* [RECORD SET]:
•••
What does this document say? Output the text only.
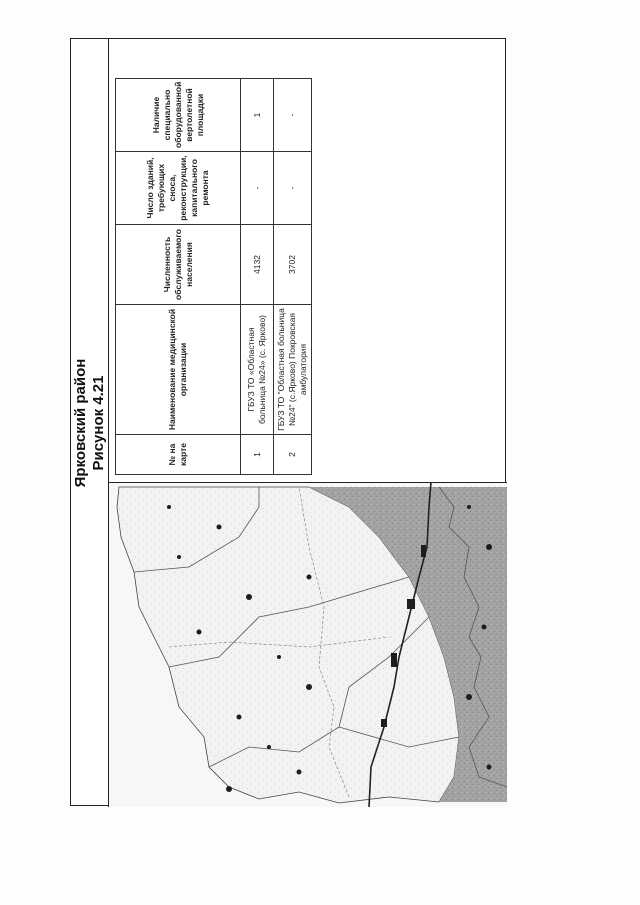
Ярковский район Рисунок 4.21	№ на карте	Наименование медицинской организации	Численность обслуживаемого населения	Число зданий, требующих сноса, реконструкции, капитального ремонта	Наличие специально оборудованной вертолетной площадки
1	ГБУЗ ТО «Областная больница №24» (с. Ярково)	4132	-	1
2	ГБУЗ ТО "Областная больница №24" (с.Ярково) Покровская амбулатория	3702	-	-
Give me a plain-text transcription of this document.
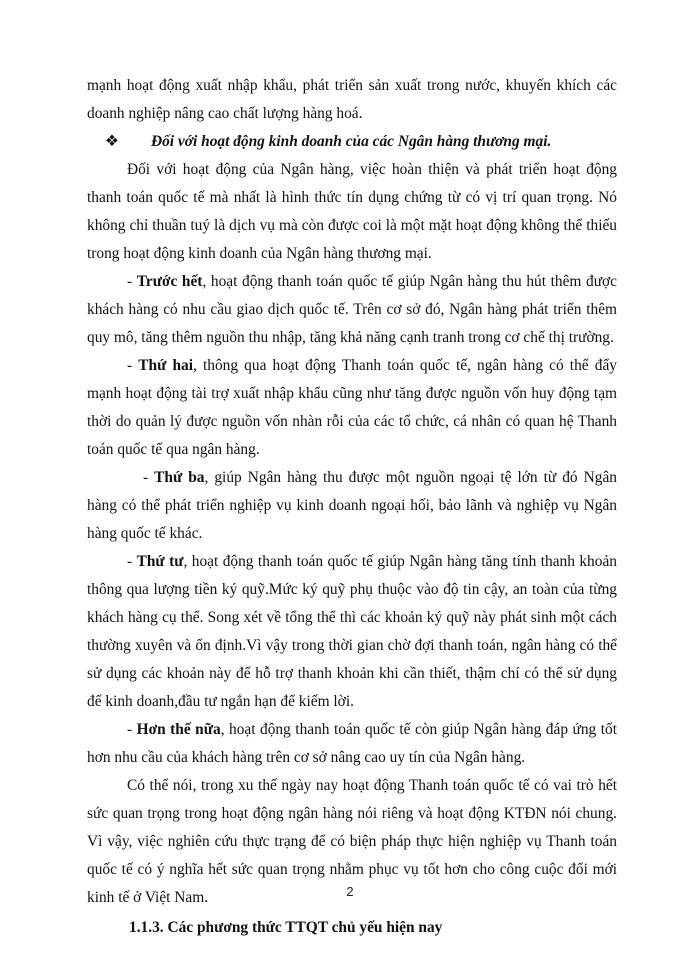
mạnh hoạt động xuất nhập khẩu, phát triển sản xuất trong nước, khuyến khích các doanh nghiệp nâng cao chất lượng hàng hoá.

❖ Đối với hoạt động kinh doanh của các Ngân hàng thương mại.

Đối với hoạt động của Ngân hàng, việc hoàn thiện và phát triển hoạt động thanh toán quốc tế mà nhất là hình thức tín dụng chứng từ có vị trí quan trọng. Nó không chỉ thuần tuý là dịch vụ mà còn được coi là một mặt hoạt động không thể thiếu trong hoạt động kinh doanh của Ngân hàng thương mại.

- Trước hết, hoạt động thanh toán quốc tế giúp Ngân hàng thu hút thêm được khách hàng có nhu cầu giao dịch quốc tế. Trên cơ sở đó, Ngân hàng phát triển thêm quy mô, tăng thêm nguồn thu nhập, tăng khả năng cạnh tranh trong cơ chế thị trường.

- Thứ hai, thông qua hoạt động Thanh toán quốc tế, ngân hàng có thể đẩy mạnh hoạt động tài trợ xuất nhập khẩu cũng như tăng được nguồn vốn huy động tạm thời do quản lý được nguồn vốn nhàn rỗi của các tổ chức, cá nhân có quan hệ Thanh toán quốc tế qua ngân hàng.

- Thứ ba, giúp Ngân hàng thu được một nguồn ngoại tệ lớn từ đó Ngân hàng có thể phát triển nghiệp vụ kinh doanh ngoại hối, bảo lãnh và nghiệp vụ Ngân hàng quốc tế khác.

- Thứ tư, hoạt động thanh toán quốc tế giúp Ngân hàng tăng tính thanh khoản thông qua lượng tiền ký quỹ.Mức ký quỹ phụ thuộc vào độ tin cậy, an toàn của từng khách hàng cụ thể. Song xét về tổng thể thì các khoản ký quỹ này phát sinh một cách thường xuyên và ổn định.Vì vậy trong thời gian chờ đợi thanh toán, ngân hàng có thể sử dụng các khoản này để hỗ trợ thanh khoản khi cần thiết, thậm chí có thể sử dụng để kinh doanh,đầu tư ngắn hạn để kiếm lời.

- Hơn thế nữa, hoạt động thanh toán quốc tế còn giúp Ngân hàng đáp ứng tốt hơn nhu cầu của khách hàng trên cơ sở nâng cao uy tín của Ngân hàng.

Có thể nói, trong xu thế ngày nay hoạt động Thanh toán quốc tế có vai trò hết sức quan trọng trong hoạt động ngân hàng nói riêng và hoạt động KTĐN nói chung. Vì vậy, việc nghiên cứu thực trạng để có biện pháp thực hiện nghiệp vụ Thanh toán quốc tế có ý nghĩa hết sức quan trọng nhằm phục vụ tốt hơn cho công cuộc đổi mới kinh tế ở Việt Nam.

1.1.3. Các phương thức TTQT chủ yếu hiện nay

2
•••
* [SHORT PROBLEM]: Return every line holding the word "xuất" from the records.

* [WORKED SOLUTION]:
mạnh hoạt động xuất nhập khẩu, phát triển sản xuất trong nước, khuyến khích các doanh nghiệp nâng cao chất lượng hàng hoá.
- Thứ hai, thông qua hoạt động Thanh toán quốc tế, ngân hàng có thể đẩy mạnh hoạt động tài trợ xuất nhập khẩu cũng như tăng được nguồn vốn huy động tạm thời do quản lý được nguồn vốn nhàn rỗi của các tổ chức, cá nhân có quan hệ Thanh toán quốc tế qua ngân hàng.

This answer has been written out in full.